#### Aim of the task:
Each line below is to be written out in full, exactly as shown.

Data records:

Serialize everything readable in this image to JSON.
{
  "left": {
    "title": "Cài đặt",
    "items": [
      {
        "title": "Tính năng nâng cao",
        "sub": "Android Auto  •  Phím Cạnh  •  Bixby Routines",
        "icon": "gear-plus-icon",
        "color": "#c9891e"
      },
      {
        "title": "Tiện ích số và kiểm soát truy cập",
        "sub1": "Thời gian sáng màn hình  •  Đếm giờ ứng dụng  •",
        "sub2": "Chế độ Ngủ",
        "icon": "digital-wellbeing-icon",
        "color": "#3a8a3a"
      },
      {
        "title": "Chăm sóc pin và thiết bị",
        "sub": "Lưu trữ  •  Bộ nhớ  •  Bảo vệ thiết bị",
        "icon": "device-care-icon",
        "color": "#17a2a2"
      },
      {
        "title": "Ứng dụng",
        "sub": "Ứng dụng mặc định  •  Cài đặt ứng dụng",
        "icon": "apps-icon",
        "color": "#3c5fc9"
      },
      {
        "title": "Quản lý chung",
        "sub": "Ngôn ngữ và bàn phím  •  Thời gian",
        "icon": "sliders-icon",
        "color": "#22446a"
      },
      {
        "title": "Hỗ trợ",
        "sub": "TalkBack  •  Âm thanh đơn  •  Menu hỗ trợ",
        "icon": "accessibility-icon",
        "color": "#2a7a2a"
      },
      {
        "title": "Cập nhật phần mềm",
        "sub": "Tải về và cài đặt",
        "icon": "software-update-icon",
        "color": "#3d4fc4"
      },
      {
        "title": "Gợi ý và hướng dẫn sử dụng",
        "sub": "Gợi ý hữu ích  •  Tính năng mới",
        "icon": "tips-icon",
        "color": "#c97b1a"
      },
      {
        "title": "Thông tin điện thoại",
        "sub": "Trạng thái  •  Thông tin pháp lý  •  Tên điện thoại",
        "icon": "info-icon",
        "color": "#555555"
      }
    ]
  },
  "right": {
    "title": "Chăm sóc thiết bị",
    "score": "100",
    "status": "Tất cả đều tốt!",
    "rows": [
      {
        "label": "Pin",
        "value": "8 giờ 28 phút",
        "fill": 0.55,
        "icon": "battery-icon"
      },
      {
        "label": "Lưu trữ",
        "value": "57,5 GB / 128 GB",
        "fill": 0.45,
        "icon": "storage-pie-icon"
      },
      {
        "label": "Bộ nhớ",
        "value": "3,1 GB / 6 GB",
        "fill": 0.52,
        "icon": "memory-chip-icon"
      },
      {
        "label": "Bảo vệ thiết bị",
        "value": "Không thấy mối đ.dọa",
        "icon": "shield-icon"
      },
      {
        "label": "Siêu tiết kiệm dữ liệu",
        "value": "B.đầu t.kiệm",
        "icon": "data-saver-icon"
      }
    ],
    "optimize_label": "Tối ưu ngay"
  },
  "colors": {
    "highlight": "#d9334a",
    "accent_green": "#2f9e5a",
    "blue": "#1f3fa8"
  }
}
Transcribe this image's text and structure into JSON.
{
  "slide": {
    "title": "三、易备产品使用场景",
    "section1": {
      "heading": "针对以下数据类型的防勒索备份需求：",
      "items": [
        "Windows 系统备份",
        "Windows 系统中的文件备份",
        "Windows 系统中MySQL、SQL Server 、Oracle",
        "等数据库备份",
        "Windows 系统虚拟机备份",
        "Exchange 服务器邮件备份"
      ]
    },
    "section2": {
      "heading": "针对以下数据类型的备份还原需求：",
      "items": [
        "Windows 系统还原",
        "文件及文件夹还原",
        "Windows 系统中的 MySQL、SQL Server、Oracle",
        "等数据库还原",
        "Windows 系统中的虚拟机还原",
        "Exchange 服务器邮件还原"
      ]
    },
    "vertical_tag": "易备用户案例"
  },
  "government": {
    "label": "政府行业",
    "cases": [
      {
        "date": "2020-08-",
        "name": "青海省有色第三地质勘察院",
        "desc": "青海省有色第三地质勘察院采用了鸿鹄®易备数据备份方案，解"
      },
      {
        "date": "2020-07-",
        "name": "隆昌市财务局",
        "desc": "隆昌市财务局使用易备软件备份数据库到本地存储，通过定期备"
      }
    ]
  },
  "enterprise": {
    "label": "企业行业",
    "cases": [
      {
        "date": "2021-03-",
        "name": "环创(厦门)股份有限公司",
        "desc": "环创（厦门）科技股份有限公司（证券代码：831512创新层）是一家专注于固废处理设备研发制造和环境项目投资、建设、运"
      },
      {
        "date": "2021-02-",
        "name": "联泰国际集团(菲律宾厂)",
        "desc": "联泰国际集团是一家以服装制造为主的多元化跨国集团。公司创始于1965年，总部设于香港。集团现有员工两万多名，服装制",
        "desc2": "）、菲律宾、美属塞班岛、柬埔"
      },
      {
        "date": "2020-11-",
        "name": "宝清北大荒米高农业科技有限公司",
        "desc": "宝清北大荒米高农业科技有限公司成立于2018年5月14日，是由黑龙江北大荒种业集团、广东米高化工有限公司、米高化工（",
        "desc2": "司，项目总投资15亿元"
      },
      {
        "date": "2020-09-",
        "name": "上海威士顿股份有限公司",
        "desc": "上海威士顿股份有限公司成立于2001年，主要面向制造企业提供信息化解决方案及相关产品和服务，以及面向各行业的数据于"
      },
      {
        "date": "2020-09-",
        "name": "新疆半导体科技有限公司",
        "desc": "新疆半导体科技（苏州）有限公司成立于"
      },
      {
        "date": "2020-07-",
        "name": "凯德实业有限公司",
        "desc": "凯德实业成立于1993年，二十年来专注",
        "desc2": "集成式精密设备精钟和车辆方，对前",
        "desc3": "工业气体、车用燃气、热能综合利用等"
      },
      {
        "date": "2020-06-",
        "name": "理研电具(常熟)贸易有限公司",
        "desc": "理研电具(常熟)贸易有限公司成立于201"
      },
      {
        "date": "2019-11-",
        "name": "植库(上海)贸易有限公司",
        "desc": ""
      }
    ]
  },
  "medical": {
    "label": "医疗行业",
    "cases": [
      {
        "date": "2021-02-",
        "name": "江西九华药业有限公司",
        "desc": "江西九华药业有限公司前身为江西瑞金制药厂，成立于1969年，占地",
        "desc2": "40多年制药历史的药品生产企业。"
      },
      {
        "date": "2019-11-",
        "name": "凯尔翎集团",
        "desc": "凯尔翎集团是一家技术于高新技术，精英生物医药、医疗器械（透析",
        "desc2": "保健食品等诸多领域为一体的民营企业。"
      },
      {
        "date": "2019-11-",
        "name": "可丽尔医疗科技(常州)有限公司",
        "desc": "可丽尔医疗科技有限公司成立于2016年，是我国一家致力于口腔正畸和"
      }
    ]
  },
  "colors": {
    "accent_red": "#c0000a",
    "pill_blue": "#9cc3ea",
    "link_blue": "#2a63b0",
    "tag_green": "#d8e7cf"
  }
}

#### Correct answer:
Serialize everything readable in this image to JSON.
{
  "left": {
    "title": "Cài đặt",
    "items": [
      {
        "title": "Tính năng nâng cao",
        "sub": "Android Auto  •  Phím Cạnh  •  Bixby Routines",
        "icon": "gear-plus-icon",
        "color": "#c9891e"
      },
      {
        "title": "Tiện ích số và kiểm soát truy cập",
        "sub1": "Thời gian sáng màn hình  •  Đếm giờ ứng dụng  •",
        "sub2": "Chế độ Ngủ",
        "icon": "digital-wellbeing-icon",
        "color": "#3a8a3a"
      },
      {
        "title": "Chăm sóc pin và thiết bị",
        "sub": "Lưu trữ  •  Bộ nhớ  •  Bảo vệ thiết bị",
        "icon": "device-care-icon",
        "color": "#17a2a2"
      },
      {
        "title": "Ứng dụng",
        "sub": "Ứng dụng mặc định  •  Cài đặt ứng dụng",
        "icon": "apps-icon",
        "color": "#3c5fc9"
      },
      {
        "title": "Quản lý chung",
        "sub": "Ngôn ngữ và bàn phím  •  Thời gian",
        "icon": "sliders-icon",
        "color": "#22446a"
      },
      {
        "title": "Hỗ trợ",
        "sub": "TalkBack  •  Âm thanh đơn  •  Menu hỗ trợ",
        "icon": "accessibility-icon",
        "color": "#2a7a2a"
      },
      {
        "title": "Cập nhật phần mềm",
        "sub": "Tải về và cài đặt",
        "icon": "software-update-icon",
        "color": "#3d4fc4"
      },
      {
        "title": "Gợi ý và hướng dẫn sử dụng",
        "sub": "Gợi ý hữu ích  •  Tính năng mới",
        "icon": "tips-icon",
        "color": "#c97b1a"
      },
      {
        "title": "Thông tin điện thoại",
        "sub": "Trạng thái  •  Thông tin pháp lý  •  Tên điện thoại",
        "icon": "info-icon",
        "color": "#555555"
      }
    ]
  },
  "right": {
    "title": "Chăm sóc thiết bị",
    "score": "100",
    "status": "Tất cả đều tốt!",
    "rows": [
      {
        "label": "Pin",
        "value": "8 giờ 28 phút",
        "fill": 0.55,
        "icon": "battery-icon"
      },
      {
        "label": "Lưu trữ",
        "value": "57,5 GB / 128 GB",
        "fill": 0.45,
        "icon": "storage-pie-icon"
      },
      {
        "label": "Bộ nhớ",
        "value": "3,1 GB / 6 GB",
        "fill": 0.52,
        "icon": "memory-chip-icon"
      },
      {
        "label": "Bảo vệ thiết bị",
        "value": "Không thấy mối đ.dọa",
        "icon": "shield-icon"
      },
      {
        "label": "Siêu tiết kiệm dữ liệu",
        "value": "B.đầu t.kiệm",
        "icon": "data-saver-icon"
      }
    ],
    "optimize_label": "Tối ưu ngay"
  },
  "colors": {
    "highlight": "#d9334a",
    "accent_green": "#2f9e5a",
    "blue": "#1f3fa8"
  }
}
Transcribe this image's text and structure into JSON.
{
  "slide": {
    "title": "三、易备产品使用场景",
    "section1": {
      "heading": "针对以下数据类型的防勒索备份需求：",
      "items": [
        "Windows 系统备份",
        "Windows 系统中的文件备份",
        "Windows 系统中MySQL、SQL Server 、Oracle",
        "等数据库备份",
        "Windows 系统虚拟机备份",
        "Exchange 服务器邮件备份"
      ]
    },
    "section2": {
      "heading": "针对以下数据类型的备份还原需求：",
      "items": [
        "Windows 系统还原",
        "文件及文件夹还原",
        "Windows 系统中的 MySQL、SQL Server、Oracle",
        "等数据库还原",
        "Windows 系统中的虚拟机还原",
        "Exchange 服务器邮件还原"
      ]
    },
    "vertical_tag": "易备用户案例"
  },
  "government": {
    "label": "政府行业",
    "cases": [
      {
        "date": "2020-08-",
        "name": "青海省有色第三地质勘察院",
        "desc": "青海省有色第三地质勘察院采用了鸿鹄®易备数据备份方案，解"
      },
      {
        "date": "2020-07-",
        "name": "隆昌市财务局",
        "desc": "隆昌市财务局使用易备软件备份数据库到本地存储，通过定期备"
      }
    ]
  },
  "enterprise": {
    "label": "企业行业",
    "cases": [
      {
        "date": "2021-03-",
        "name": "环创(厦门)股份有限公司",
        "desc": "环创（厦门）科技股份有限公司（证券代码：831512创新层）是一家专注于固废处理设备研发制造和环境项目投资、建设、运"
      },
      {
        "date": "2021-02-",
        "name": "联泰国际集团(菲律宾厂)",
        "desc": "联泰国际集团是一家以服装制造为主的多元化跨国集团。公司创始于1965年，总部设于香港。集团现有员工两万多名，服装制",
        "desc2": "）、菲律宾、美属塞班岛、柬埔"
      },
      {
        "date": "2020-11-",
        "name": "宝清北大荒米高农业科技有限公司",
        "desc": "宝清北大荒米高农业科技有限公司成立于2018年5月14日，是由黑龙江北大荒种业集团、广东米高化工有限公司、米高化工（",
        "desc2": "司，项目总投资15亿元"
      },
      {
        "date": "2020-09-",
        "name": "上海威士顿股份有限公司",
        "desc": "上海威士顿股份有限公司成立于2001年，主要面向制造企业提供信息化解决方案及相关产品和服务，以及面向各行业的数据于"
      },
      {
        "date": "2020-09-",
        "name": "新疆半导体科技有限公司",
        "desc": "新疆半导体科技（苏州）有限公司成立于"
      },
      {
        "date": "2020-07-",
        "name": "凯德实业有限公司",
        "desc": "凯德实业成立于1993年，二十年来专注",
        "desc2": "集成式精密设备精钟和车辆方，对前",
        "desc3": "工业气体、车用燃气、热能综合利用等"
      },
      {
        "date": "2020-06-",
        "name": "理研电具(常熟)贸易有限公司",
        "desc": "理研电具(常熟)贸易有限公司成立于201"
      },
      {
        "date": "2019-11-",
        "name": "植库(上海)贸易有限公司",
        "desc": ""
      }
    ]
  },
  "medical": {
    "label": "医疗行业",
    "cases": [
      {
        "date": "2021-02-",
        "name": "江西九华药业有限公司",
        "desc": "江西九华药业有限公司前身为江西瑞金制药厂，成立于1969年，占地",
        "desc2": "40多年制药历史的药品生产企业。"
      },
      {
        "date": "2019-11-",
        "name": "凯尔翎集团",
        "desc": "凯尔翎集团是一家技术于高新技术，精英生物医药、医疗器械（透析",
        "desc2": "保健食品等诸多领域为一体的民营企业。"
      },
      {
        "date": "2019-11-",
        "name": "可丽尔医疗科技(常州)有限公司",
        "desc": "可丽尔医疗科技有限公司成立于2016年，是我国一家致力于口腔正畸和"
      }
    ]
  },
  "colors": {
    "accent_red": "#c0000a",
    "pill_blue": "#9cc3ea",
    "link_blue": "#2a63b0",
    "tag_green": "#d8e7cf"
  }
}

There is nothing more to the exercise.